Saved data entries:
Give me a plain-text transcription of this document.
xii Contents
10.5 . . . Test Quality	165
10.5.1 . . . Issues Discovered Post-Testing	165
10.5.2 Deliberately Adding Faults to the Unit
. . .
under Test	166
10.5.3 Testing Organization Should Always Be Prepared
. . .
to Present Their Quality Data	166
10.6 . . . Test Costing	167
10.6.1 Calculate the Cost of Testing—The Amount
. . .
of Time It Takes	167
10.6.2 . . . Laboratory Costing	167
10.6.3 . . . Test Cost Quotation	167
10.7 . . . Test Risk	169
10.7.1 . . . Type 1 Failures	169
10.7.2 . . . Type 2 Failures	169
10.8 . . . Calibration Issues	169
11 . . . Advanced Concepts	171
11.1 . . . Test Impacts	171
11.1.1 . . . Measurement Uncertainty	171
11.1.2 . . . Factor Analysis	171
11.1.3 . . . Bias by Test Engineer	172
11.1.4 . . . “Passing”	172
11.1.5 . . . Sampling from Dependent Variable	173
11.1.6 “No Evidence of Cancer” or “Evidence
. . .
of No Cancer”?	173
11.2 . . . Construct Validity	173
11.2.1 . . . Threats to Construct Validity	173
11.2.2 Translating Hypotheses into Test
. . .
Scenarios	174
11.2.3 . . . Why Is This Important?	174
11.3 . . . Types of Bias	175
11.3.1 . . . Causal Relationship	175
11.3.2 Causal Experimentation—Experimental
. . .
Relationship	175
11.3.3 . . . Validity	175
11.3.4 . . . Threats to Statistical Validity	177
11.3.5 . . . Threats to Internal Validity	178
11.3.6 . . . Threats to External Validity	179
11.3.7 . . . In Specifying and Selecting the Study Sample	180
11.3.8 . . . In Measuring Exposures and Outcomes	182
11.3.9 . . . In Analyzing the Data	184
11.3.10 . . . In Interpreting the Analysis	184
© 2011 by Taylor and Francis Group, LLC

Task requirements: Please quote every record above exactly as it appears.

Written response:
Give me a plain-text transcription of this document.
xii Contents
10.5 . . . Test Quality	165
10.5.1 . . . Issues Discovered Post-Testing	165
10.5.2 Deliberately Adding Faults to the Unit
. . .
under Test	166
10.5.3 Testing Organization Should Always Be Prepared
. . .
to Present Their Quality Data	166
10.6 . . . Test Costing	167
10.6.1 Calculate the Cost of Testing—The Amount
. . .
of Time It Takes	167
10.6.2 . . . Laboratory Costing	167
10.6.3 . . . Test Cost Quotation	167
10.7 . . . Test Risk	169
10.7.1 . . . Type 1 Failures	169
10.7.2 . . . Type 2 Failures	169
10.8 . . . Calibration Issues	169
11 . . . Advanced Concepts	171
11.1 . . . Test Impacts	171
11.1.1 . . . Measurement Uncertainty	171
11.1.2 . . . Factor Analysis	171
11.1.3 . . . Bias by Test Engineer	172
11.1.4 . . . “Passing”	172
11.1.5 . . . Sampling from Dependent Variable	173
11.1.6 “No Evidence of Cancer” or “Evidence
. . .
of No Cancer”?	173
11.2 . . . Construct Validity	173
11.2.1 . . . Threats to Construct Validity	173
11.2.2 Translating Hypotheses into Test
. . .
Scenarios	174
11.2.3 . . . Why Is This Important?	174
11.3 . . . Types of Bias	175
11.3.1 . . . Causal Relationship	175
11.3.2 Causal Experimentation—Experimental
. . .
Relationship	175
11.3.3 . . . Validity	175
11.3.4 . . . Threats to Statistical Validity	177
11.3.5 . . . Threats to Internal Validity	178
11.3.6 . . . Threats to External Validity	179
11.3.7 . . . In Specifying and Selecting the Study Sample	180
11.3.8 . . . In Measuring Exposures and Outcomes	182
11.3.9 . . . In Analyzing the Data	184
11.3.10 . . . In Interpreting the Analysis	184
© 2011 by Taylor and Francis Group, LLC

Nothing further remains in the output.